(Stored records)
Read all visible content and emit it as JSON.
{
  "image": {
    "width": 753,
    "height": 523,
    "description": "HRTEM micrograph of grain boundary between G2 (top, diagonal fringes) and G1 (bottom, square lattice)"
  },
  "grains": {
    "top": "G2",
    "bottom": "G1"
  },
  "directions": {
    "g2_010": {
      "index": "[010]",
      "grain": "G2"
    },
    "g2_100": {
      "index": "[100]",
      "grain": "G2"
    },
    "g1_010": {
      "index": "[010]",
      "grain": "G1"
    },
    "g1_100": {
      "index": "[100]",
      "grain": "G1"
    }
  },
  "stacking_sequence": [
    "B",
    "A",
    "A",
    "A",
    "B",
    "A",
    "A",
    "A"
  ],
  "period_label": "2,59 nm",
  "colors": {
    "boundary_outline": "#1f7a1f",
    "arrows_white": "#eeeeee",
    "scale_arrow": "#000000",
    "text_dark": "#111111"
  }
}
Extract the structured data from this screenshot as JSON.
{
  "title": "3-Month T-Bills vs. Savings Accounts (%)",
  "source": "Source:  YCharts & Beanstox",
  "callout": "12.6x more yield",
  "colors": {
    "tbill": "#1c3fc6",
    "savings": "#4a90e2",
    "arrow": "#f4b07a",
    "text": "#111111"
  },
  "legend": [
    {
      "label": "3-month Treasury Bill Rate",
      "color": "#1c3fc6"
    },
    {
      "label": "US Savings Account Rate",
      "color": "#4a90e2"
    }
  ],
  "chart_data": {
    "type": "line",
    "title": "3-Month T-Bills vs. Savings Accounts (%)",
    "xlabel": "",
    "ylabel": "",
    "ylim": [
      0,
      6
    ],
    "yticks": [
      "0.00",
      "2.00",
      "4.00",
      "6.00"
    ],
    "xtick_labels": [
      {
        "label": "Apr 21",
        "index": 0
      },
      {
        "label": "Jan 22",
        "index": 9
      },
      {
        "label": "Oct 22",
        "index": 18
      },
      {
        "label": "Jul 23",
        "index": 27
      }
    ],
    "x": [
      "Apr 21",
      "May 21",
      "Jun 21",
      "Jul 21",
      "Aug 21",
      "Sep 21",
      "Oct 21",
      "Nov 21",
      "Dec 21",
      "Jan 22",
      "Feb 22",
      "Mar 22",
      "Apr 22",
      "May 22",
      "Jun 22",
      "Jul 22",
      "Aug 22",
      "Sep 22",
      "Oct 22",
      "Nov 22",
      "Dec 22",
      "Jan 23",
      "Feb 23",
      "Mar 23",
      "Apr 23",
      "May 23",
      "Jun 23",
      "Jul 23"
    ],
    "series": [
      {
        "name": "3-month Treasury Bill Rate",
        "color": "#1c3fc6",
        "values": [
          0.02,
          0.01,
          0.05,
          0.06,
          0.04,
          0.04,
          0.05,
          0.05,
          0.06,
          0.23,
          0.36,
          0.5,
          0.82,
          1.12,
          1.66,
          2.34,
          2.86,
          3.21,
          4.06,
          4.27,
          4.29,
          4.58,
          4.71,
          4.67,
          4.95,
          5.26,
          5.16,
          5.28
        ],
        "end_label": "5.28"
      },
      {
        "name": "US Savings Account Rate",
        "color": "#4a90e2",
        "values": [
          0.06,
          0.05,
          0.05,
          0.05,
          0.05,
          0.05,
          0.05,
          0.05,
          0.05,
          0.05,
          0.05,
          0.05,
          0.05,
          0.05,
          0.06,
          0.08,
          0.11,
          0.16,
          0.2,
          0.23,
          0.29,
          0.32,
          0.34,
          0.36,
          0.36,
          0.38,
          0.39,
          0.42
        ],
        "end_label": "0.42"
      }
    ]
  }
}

▶ **WHAT YOU ARE ASKED TO DO**
Every record above needs to be repeated word for word.

▶ **EXPECTED OUTPUT**
Read all visible content and emit it as JSON.
{
  "image": {
    "width": 753,
    "height": 523,
    "description": "HRTEM micrograph of grain boundary between G2 (top, diagonal fringes) and G1 (bottom, square lattice)"
  },
  "grains": {
    "top": "G2",
    "bottom": "G1"
  },
  "directions": {
    "g2_010": {
      "index": "[010]",
      "grain": "G2"
    },
    "g2_100": {
      "index": "[100]",
      "grain": "G2"
    },
    "g1_010": {
      "index": "[010]",
      "grain": "G1"
    },
    "g1_100": {
      "index": "[100]",
      "grain": "G1"
    }
  },
  "stacking_sequence": [
    "B",
    "A",
    "A",
    "A",
    "B",
    "A",
    "A",
    "A"
  ],
  "period_label": "2,59 nm",
  "colors": {
    "boundary_outline": "#1f7a1f",
    "arrows_white": "#eeeeee",
    "scale_arrow": "#000000",
    "text_dark": "#111111"
  }
}
Extract the structured data from this screenshot as JSON.
{
  "title": "3-Month T-Bills vs. Savings Accounts (%)",
  "source": "Source:  YCharts & Beanstox",
  "callout": "12.6x more yield",
  "colors": {
    "tbill": "#1c3fc6",
    "savings": "#4a90e2",
    "arrow": "#f4b07a",
    "text": "#111111"
  },
  "legend": [
    {
      "label": "3-month Treasury Bill Rate",
      "color": "#1c3fc6"
    },
    {
      "label": "US Savings Account Rate",
      "color": "#4a90e2"
    }
  ],
  "chart_data": {
    "type": "line",
    "title": "3-Month T-Bills vs. Savings Accounts (%)",
    "xlabel": "",
    "ylabel": "",
    "ylim": [
      0,
      6
    ],
    "yticks": [
      "0.00",
      "2.00",
      "4.00",
      "6.00"
    ],
    "xtick_labels": [
      {
        "label": "Apr 21",
        "index": 0
      },
      {
        "label": "Jan 22",
        "index": 9
      },
      {
        "label": "Oct 22",
        "index": 18
      },
      {
        "label": "Jul 23",
        "index": 27
      }
    ],
    "x": [
      "Apr 21",
      "May 21",
      "Jun 21",
      "Jul 21",
      "Aug 21",
      "Sep 21",
      "Oct 21",
      "Nov 21",
      "Dec 21",
      "Jan 22",
      "Feb 22",
      "Mar 22",
      "Apr 22",
      "May 22",
      "Jun 22",
      "Jul 22",
      "Aug 22",
      "Sep 22",
      "Oct 22",
      "Nov 22",
      "Dec 22",
      "Jan 23",
      "Feb 23",
      "Mar 23",
      "Apr 23",
      "May 23",
      "Jun 23",
      "Jul 23"
    ],
    "series": [
      {
        "name": "3-month Treasury Bill Rate",
        "color": "#1c3fc6",
        "values": [
          0.02,
          0.01,
          0.05,
          0.06,
          0.04,
          0.04,
          0.05,
          0.05,
          0.06,
          0.23,
          0.36,
          0.5,
          0.82,
          1.12,
          1.66,
          2.34,
          2.86,
          3.21,
          4.06,
          4.27,
          4.29,
          4.58,
          4.71,
          4.67,
          4.95,
          5.26,
          5.16,
          5.28
        ],
        "end_label": "5.28"
      },
      {
        "name": "US Savings Account Rate",
        "color": "#4a90e2",
        "values": [
          0.06,
          0.05,
          0.05,
          0.05,
          0.05,
          0.05,
          0.05,
          0.05,
          0.05,
          0.05,
          0.05,
          0.05,
          0.05,
          0.05,
          0.06,
          0.08,
          0.11,
          0.16,
          0.2,
          0.23,
          0.29,
          0.32,
          0.34,
          0.36,
          0.36,
          0.38,
          0.39,
          0.42
        ],
        "end_label": "0.42"
      }
    ]
  }
}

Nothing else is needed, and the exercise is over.